Update the items starting at the first one and ending at the one containing "gridlines xyxy=(88,126,790,330)", both included, by replacing "Jan" with "January" and keeping everything else the same.

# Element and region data
--- BEGIN ---
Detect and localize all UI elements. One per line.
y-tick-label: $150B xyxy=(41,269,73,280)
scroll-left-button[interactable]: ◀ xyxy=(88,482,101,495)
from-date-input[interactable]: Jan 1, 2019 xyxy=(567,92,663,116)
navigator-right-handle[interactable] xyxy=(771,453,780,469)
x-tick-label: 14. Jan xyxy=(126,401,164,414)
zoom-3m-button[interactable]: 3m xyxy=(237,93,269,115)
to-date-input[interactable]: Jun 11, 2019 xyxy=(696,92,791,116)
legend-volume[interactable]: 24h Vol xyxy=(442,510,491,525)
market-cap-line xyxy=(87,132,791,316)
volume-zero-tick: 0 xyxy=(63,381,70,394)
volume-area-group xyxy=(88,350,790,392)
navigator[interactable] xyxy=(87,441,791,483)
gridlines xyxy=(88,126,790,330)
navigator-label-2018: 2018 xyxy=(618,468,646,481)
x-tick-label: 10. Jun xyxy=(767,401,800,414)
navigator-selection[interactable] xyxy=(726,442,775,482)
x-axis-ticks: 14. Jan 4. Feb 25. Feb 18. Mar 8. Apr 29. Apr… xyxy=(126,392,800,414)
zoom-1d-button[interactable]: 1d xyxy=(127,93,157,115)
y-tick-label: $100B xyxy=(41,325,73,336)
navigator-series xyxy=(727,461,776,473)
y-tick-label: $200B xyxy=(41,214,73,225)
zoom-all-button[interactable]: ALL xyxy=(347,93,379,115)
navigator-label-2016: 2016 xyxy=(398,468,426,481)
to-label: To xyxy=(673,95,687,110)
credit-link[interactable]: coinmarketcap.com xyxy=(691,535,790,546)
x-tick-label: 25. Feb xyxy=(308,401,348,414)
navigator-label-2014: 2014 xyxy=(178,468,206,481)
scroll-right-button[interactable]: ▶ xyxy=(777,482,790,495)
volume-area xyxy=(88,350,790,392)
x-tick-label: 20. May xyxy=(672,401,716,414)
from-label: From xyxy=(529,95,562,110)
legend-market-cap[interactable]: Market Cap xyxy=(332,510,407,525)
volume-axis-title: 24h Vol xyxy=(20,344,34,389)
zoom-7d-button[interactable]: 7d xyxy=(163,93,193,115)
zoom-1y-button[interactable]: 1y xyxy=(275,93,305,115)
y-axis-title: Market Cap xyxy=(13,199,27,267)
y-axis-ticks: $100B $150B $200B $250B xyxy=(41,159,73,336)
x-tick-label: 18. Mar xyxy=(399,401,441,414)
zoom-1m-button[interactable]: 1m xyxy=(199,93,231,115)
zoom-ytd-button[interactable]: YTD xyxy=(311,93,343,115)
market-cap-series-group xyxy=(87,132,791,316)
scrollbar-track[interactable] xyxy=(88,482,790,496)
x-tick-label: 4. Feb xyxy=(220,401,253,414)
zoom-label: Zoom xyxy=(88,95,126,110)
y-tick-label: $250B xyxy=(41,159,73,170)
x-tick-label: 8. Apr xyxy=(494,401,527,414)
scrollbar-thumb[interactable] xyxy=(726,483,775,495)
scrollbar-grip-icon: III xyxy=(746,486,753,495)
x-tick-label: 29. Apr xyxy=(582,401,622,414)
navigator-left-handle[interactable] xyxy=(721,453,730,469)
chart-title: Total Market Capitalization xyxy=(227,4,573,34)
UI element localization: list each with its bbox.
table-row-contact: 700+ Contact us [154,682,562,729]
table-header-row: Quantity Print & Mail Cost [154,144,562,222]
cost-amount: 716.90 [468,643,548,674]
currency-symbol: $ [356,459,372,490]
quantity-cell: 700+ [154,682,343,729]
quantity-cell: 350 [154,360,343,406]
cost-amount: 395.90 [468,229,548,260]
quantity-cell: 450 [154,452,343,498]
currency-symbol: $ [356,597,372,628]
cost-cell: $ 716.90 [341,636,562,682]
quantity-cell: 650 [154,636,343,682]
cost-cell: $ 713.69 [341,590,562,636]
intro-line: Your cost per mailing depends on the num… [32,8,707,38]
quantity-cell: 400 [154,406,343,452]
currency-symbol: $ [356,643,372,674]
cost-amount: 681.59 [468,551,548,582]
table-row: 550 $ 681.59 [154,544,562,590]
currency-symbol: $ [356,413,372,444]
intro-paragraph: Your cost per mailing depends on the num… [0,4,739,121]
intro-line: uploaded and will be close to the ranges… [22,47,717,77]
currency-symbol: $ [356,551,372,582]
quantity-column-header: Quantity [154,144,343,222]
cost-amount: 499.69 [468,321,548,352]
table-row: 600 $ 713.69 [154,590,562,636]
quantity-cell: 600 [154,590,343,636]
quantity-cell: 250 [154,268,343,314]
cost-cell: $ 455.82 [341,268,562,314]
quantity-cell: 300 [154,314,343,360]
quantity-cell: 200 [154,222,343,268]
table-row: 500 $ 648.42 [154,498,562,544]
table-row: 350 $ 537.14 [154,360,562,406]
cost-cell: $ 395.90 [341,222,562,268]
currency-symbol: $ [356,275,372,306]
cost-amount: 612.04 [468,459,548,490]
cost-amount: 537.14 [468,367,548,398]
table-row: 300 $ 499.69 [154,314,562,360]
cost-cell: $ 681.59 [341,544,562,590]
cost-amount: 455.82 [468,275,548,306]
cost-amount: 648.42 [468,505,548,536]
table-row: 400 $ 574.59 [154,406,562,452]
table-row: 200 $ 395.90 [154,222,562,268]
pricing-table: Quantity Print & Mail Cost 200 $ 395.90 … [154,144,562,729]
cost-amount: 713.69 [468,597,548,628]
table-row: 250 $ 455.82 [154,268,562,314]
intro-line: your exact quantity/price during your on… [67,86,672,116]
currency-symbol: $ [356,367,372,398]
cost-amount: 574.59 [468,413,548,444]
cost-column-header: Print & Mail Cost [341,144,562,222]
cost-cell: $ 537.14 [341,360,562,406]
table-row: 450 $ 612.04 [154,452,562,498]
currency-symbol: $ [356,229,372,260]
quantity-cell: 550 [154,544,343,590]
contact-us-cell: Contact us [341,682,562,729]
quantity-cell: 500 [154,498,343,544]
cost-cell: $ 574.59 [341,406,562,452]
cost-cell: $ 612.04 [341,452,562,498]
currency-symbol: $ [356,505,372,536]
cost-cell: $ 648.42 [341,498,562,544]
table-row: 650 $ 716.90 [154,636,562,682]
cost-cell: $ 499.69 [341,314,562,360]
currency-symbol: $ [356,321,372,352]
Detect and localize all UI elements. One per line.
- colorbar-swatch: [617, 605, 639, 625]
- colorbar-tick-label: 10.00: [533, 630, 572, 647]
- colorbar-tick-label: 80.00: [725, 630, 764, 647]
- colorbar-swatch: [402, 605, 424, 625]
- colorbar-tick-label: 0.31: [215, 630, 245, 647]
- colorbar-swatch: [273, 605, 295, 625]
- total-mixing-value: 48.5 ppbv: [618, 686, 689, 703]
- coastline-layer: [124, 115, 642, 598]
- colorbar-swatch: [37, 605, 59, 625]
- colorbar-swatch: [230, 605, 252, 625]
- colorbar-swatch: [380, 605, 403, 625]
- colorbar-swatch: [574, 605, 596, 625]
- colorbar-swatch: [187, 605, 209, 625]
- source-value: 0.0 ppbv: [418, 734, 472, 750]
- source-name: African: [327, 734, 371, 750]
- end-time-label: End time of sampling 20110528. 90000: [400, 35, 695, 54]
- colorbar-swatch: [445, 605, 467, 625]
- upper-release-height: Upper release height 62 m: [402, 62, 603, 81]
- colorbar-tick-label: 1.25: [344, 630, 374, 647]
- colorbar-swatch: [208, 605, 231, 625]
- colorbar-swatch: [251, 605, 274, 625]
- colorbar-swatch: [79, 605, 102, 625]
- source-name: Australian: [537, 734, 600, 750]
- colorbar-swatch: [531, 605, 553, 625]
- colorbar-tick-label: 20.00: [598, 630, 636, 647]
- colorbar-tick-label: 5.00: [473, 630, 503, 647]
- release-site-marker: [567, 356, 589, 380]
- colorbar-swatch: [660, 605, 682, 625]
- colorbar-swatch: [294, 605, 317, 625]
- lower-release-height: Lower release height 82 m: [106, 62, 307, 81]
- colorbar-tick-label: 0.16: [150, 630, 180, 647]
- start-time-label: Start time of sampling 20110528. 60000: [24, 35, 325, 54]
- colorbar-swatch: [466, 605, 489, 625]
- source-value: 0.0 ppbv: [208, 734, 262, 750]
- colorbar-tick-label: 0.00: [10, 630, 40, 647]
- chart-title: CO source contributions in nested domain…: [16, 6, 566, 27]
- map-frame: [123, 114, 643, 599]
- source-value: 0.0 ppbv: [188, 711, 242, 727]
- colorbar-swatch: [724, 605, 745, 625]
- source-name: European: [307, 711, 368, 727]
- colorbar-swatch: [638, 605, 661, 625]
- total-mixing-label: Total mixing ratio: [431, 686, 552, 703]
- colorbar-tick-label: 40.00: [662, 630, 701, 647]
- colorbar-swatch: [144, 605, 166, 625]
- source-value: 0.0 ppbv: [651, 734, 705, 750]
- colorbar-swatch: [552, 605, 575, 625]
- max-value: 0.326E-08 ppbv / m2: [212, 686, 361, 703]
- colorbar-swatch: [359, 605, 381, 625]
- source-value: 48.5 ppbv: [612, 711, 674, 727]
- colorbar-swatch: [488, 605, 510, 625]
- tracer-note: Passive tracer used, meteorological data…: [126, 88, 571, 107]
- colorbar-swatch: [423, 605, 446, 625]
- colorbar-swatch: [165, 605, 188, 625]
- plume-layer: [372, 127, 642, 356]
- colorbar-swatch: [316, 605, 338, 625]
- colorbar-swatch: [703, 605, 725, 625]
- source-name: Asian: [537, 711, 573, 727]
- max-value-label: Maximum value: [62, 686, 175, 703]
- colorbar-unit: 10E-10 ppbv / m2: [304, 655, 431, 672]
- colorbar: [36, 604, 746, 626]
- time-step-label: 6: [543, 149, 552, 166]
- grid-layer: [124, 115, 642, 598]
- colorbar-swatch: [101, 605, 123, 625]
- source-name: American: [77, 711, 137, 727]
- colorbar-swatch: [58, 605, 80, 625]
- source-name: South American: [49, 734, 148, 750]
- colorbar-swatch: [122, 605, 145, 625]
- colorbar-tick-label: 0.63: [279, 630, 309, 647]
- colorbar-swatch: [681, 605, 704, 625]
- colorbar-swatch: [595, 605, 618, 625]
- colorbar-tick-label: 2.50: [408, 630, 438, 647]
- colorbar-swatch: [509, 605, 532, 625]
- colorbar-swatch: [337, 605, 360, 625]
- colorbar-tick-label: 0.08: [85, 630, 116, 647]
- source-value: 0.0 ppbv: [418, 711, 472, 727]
--- END ---
# Output for this task
Detect and localize all UI elements. One per line.
y-tick-label: $150B xyxy=(41,269,73,280)
scroll-left-button[interactable]: ◀ xyxy=(88,482,101,495)
from-date-input[interactable]: January 1, 2019 xyxy=(567,92,663,116)
navigator-right-handle[interactable] xyxy=(771,453,780,469)
x-tick-label: 14. January xyxy=(126,401,164,414)
zoom-3m-button[interactable]: 3m xyxy=(237,93,269,115)
to-date-input[interactable]: Jun 11, 2019 xyxy=(696,92,791,116)
legend-volume[interactable]: 24h Vol xyxy=(442,510,491,525)
market-cap-line xyxy=(87,132,791,316)
volume-zero-tick: 0 xyxy=(63,381,70,394)
volume-area-group xyxy=(88,350,790,392)
navigator[interactable] xyxy=(87,441,791,483)
gridlines xyxy=(88,126,790,330)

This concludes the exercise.